■ Entries supplied:
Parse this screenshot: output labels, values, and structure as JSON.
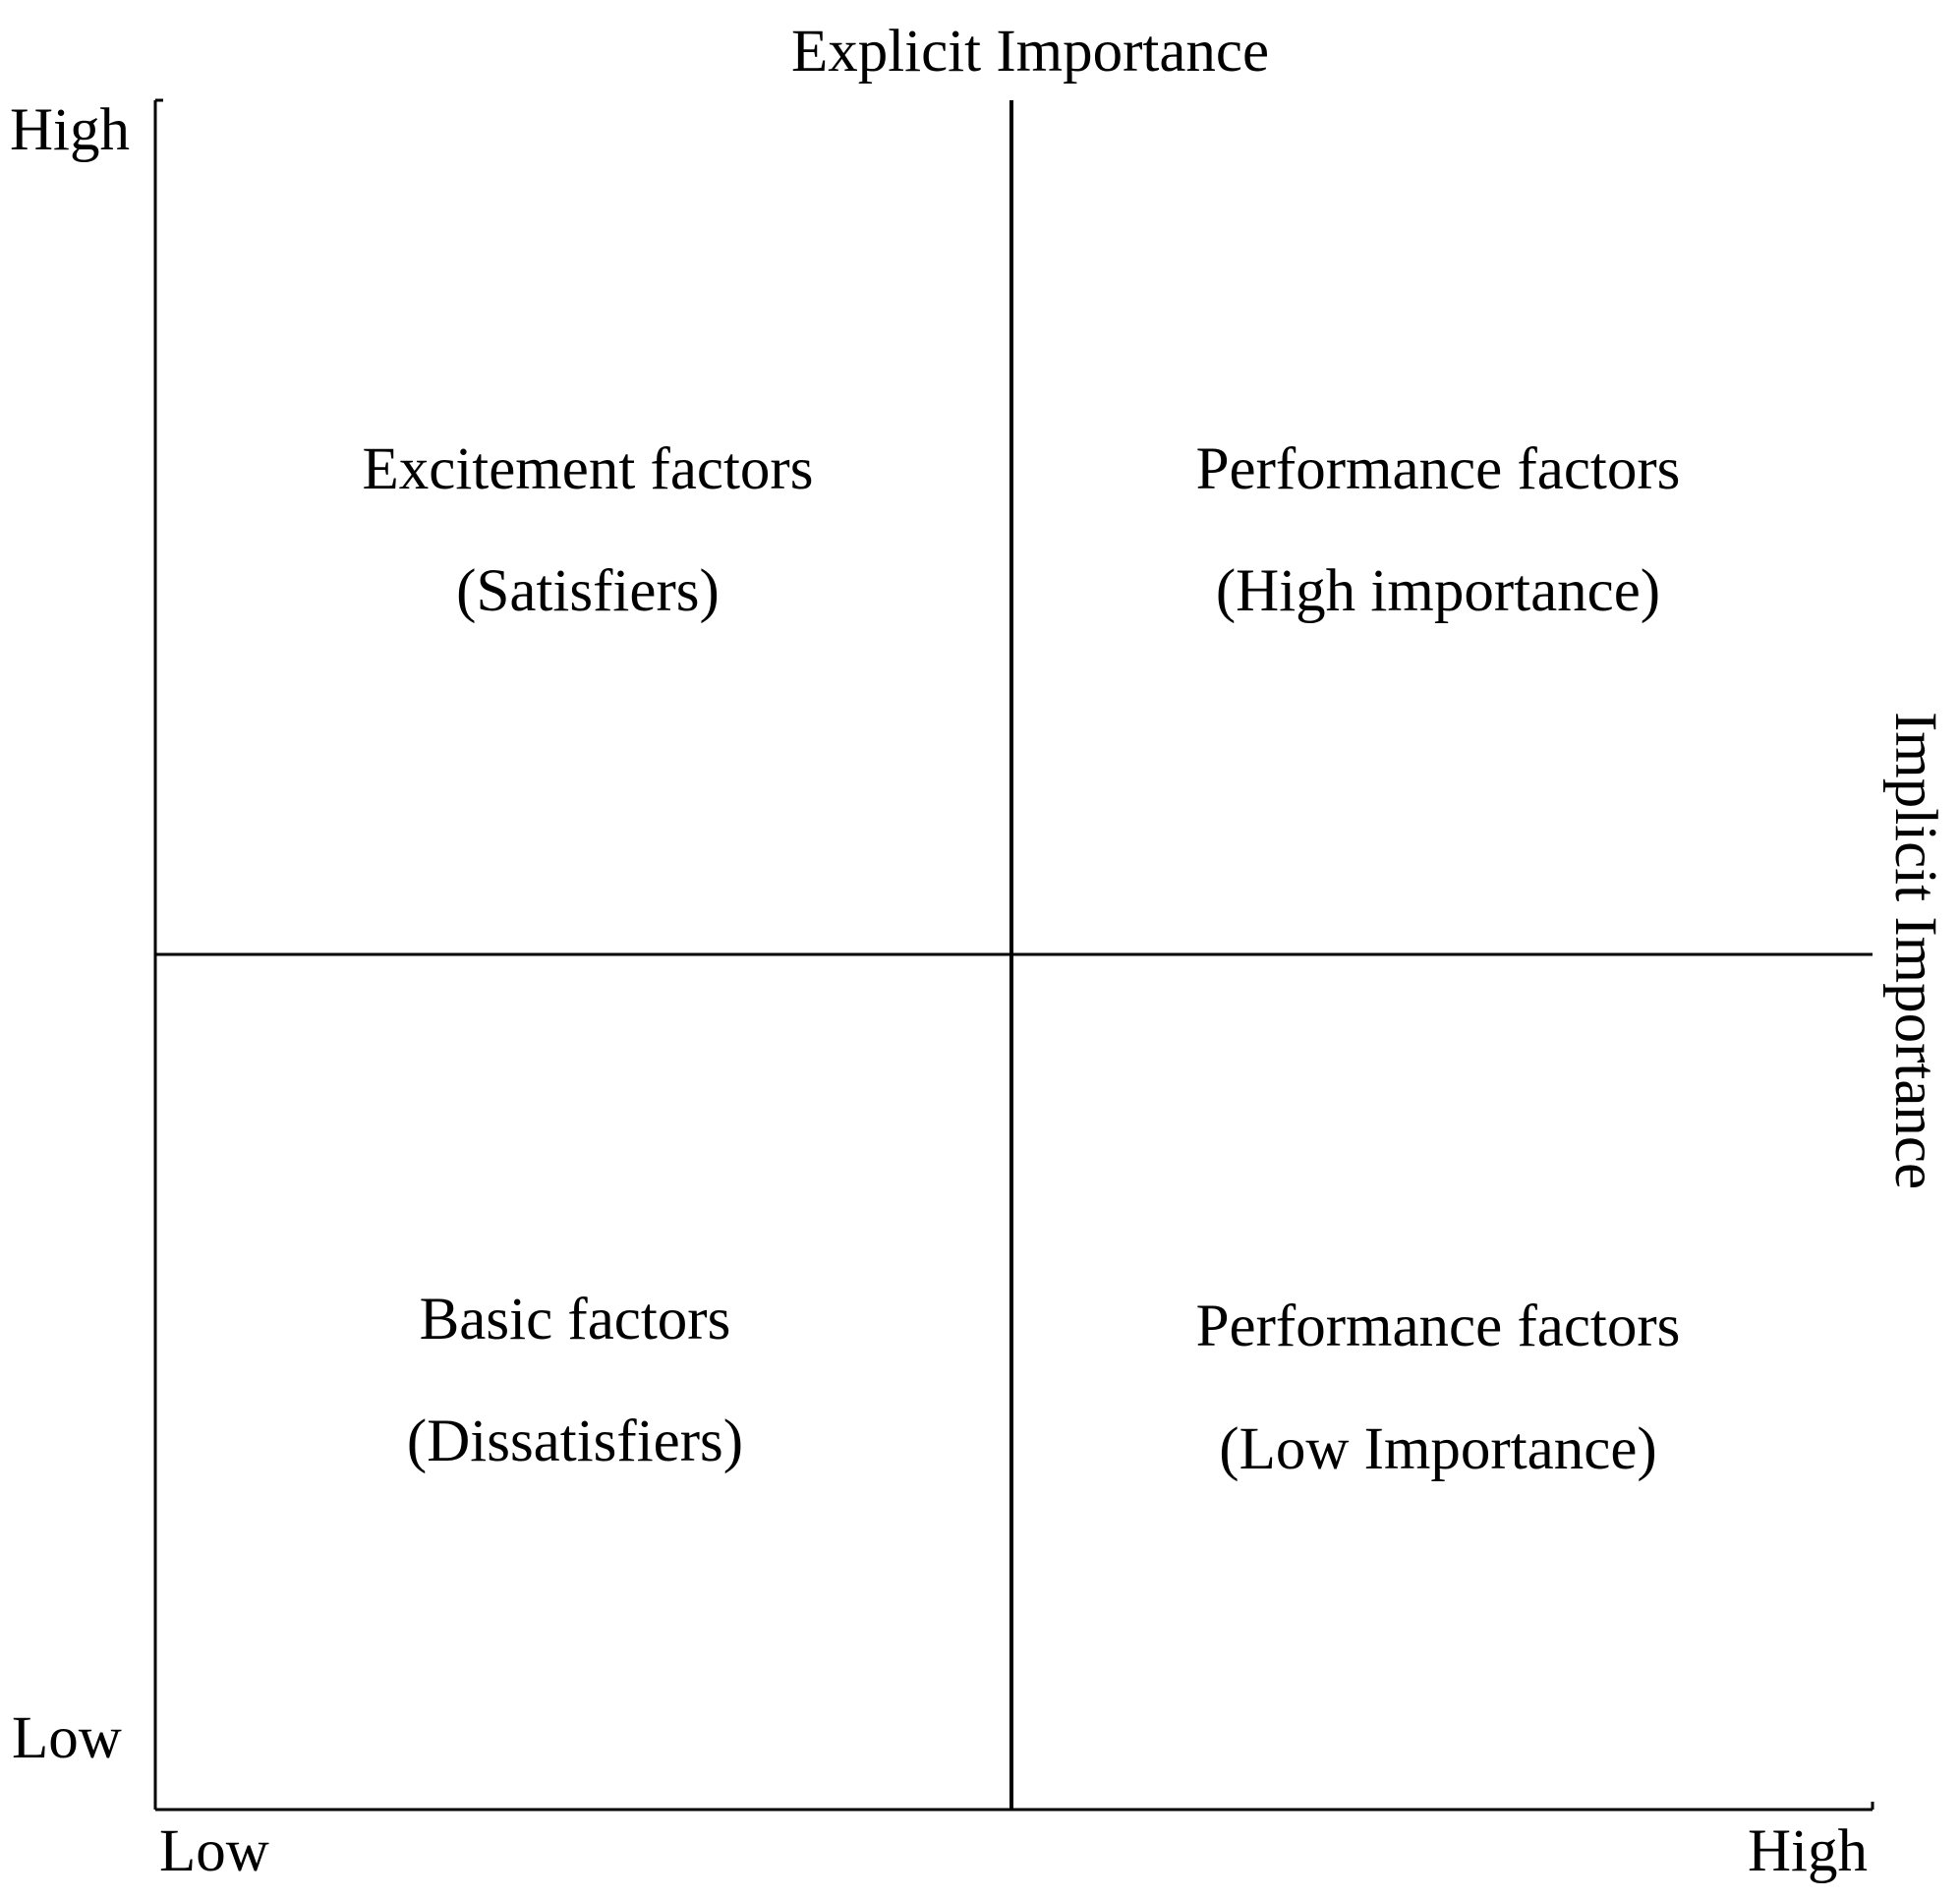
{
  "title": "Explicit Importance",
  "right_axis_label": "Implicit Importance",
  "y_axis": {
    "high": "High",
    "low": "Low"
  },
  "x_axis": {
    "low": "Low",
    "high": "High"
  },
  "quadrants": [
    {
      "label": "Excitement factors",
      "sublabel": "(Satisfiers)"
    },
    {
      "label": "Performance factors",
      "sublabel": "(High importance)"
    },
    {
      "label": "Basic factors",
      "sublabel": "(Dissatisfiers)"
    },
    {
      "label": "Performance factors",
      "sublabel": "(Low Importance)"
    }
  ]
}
...
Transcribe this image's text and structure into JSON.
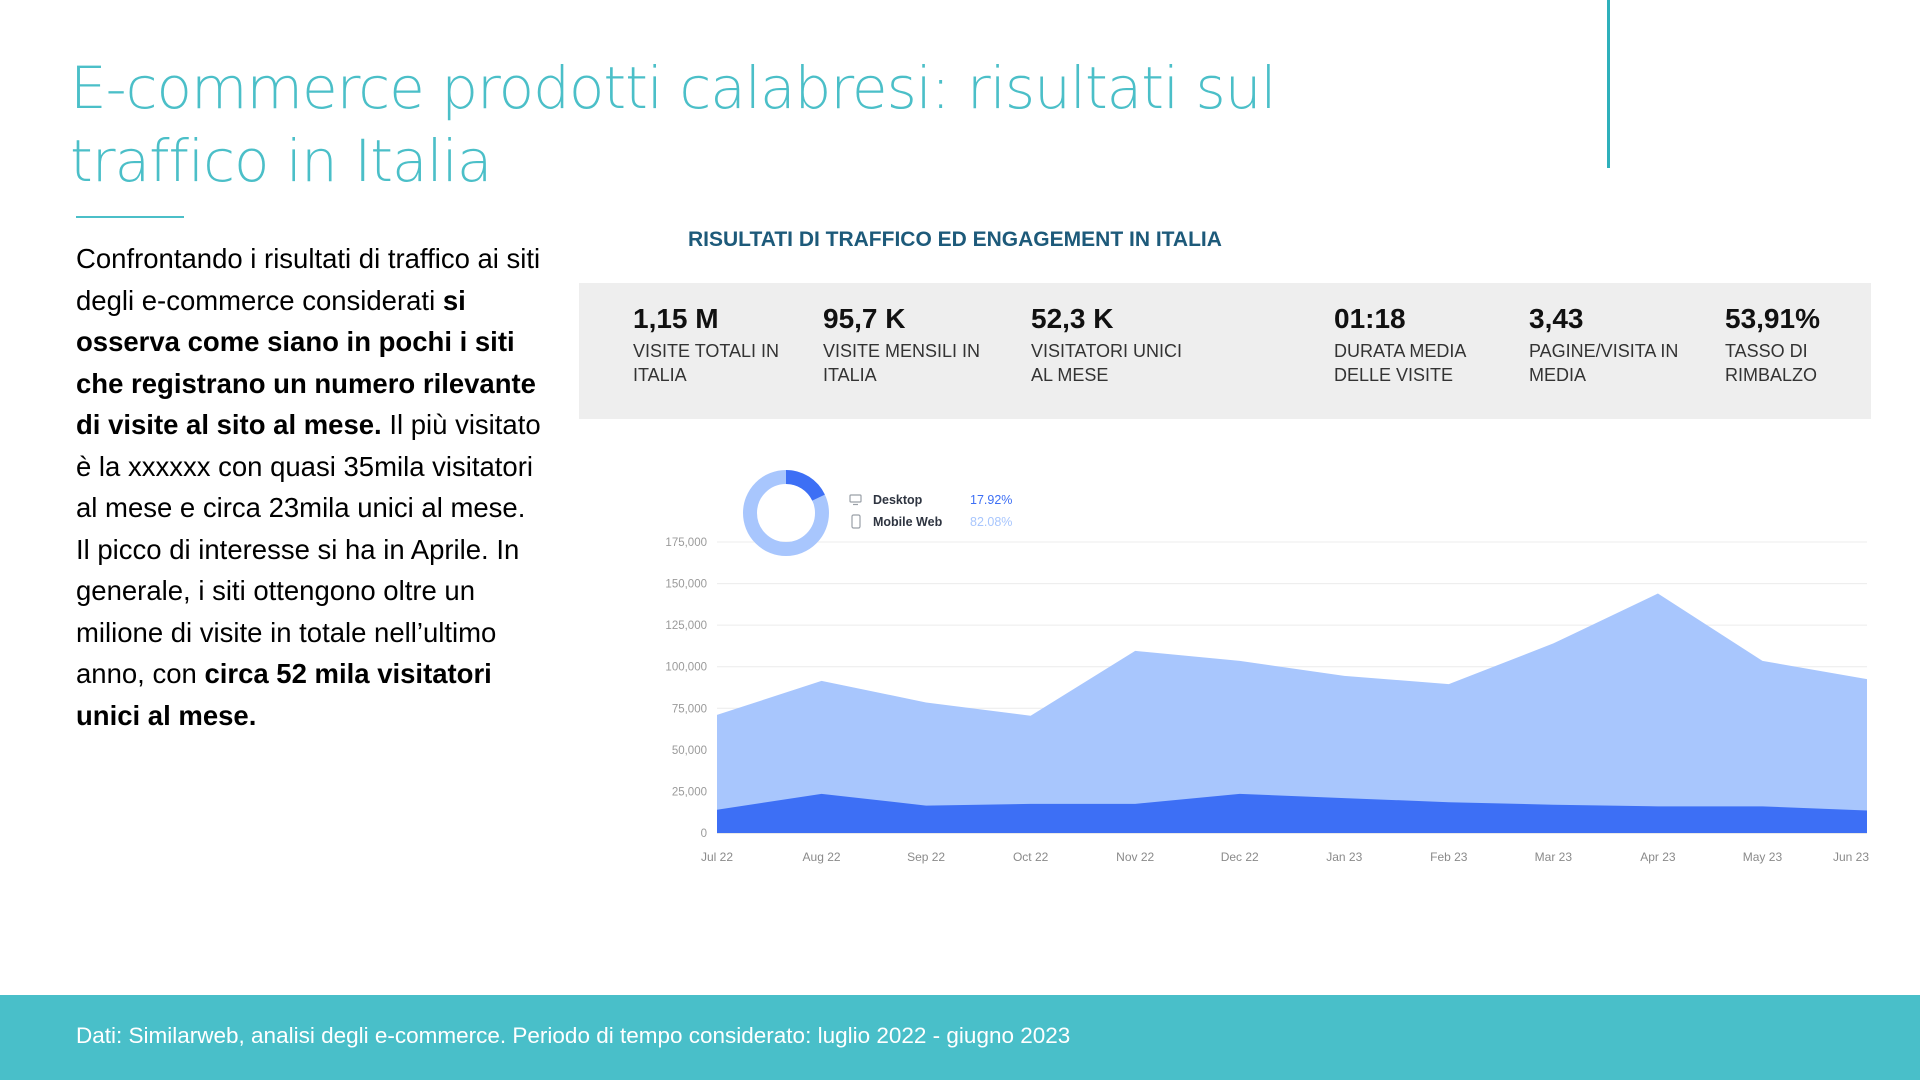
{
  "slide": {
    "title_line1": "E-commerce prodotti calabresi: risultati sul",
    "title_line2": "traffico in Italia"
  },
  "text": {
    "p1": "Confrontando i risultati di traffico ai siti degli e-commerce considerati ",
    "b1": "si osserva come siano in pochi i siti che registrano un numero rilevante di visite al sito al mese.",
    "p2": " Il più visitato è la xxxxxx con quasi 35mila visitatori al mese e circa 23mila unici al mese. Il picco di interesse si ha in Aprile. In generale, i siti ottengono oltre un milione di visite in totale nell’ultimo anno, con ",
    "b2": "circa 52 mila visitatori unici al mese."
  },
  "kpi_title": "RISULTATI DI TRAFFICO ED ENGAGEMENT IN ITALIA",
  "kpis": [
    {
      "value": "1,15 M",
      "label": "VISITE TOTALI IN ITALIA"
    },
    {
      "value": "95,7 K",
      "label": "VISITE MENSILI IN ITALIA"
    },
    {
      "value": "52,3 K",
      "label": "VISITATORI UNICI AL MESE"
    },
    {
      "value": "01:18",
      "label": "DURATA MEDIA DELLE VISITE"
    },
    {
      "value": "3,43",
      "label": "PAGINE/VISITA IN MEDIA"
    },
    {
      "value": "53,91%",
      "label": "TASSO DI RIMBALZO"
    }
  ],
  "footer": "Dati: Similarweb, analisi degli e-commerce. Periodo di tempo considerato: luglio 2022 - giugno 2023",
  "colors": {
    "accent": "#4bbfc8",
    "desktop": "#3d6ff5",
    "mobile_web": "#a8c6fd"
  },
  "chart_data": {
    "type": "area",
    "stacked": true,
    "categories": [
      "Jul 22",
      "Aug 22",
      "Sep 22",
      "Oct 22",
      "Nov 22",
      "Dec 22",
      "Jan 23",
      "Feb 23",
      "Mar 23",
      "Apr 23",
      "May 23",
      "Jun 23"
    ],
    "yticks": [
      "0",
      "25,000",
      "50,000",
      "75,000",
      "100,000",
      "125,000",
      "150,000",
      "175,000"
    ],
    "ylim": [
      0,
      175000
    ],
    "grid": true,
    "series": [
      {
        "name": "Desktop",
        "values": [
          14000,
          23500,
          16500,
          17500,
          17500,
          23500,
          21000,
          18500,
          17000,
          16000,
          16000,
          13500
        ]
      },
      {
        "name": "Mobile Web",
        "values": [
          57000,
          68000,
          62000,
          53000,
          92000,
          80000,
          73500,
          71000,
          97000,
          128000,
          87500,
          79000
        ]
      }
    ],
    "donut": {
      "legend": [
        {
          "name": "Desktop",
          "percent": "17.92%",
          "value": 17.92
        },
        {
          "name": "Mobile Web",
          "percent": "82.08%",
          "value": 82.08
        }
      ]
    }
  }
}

■ Brief:
Copy every single line of the material above that holds "High".

■ Solution to this problem:
    "high": "High",
    "high": "High"
      "sublabel": "(High importance)"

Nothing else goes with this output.